_Exercise task_. Say how many lines of these entries include the word "ylabel", and answer with the number alone.

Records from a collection
• • • • •

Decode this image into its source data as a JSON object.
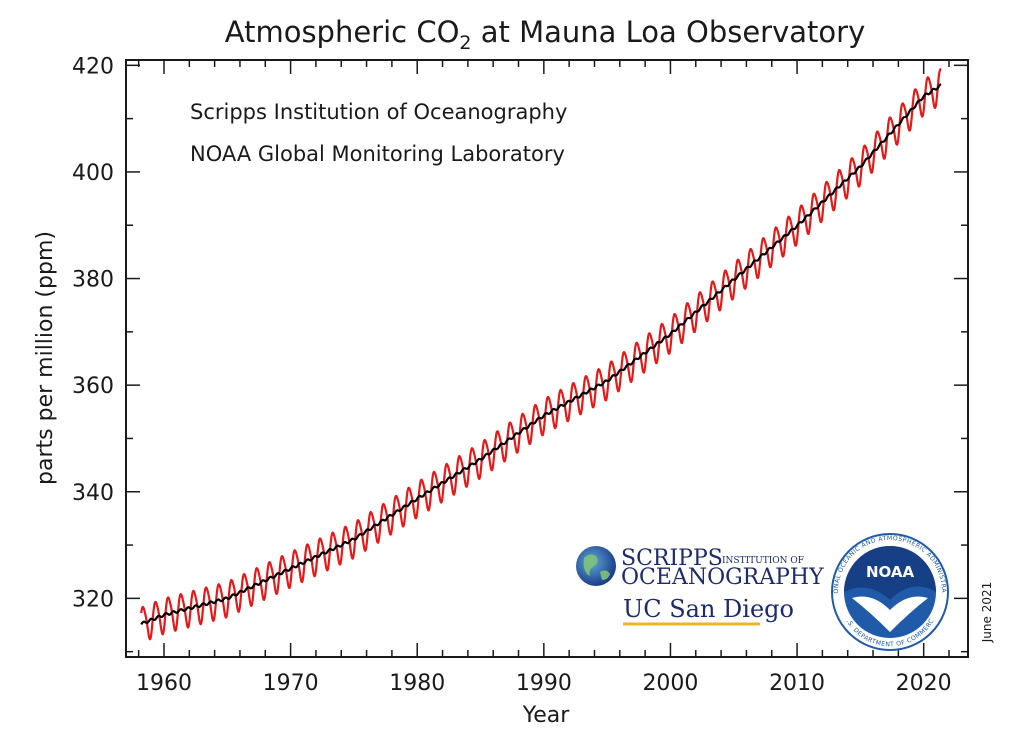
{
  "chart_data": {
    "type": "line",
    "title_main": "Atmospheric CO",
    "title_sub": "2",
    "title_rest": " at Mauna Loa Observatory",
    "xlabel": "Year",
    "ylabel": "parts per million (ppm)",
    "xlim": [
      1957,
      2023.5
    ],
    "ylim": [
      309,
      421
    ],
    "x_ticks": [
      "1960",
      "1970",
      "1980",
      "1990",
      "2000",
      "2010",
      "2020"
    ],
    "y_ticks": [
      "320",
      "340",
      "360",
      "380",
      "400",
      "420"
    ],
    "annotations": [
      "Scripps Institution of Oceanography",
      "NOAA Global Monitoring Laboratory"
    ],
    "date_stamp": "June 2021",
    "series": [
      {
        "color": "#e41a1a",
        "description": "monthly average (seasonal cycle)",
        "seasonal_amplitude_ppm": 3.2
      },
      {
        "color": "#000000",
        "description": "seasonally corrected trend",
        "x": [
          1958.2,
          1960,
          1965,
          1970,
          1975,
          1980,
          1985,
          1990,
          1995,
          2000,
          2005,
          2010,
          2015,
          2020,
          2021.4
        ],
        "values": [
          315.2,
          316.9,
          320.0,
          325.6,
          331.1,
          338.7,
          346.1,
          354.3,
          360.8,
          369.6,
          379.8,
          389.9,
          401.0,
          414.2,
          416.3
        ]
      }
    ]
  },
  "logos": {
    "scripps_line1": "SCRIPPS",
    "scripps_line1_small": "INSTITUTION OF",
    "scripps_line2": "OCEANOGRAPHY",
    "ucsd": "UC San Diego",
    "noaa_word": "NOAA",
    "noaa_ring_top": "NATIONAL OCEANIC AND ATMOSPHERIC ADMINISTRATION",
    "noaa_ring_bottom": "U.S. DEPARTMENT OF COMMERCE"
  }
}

• • • • •

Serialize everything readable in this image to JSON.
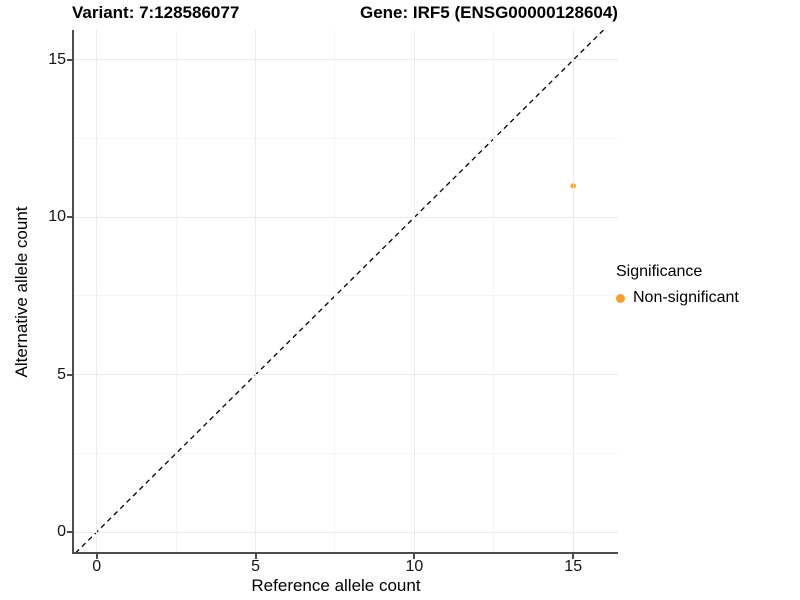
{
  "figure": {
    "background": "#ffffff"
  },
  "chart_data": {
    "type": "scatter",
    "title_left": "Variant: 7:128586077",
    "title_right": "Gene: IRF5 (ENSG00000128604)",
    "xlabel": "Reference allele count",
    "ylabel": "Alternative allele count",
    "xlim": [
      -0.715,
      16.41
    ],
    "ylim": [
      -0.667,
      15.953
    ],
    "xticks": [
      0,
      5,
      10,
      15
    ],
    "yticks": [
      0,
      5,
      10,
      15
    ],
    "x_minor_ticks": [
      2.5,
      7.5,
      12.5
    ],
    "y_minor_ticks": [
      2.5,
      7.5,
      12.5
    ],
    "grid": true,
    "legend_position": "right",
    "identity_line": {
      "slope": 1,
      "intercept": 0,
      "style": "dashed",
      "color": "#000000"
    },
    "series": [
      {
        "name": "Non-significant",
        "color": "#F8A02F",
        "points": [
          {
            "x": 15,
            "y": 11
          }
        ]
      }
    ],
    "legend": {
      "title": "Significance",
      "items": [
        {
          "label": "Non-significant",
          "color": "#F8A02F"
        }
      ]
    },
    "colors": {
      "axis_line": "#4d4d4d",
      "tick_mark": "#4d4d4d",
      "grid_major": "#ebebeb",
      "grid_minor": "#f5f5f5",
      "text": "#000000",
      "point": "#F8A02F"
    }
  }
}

• • • • •

_Result_. 2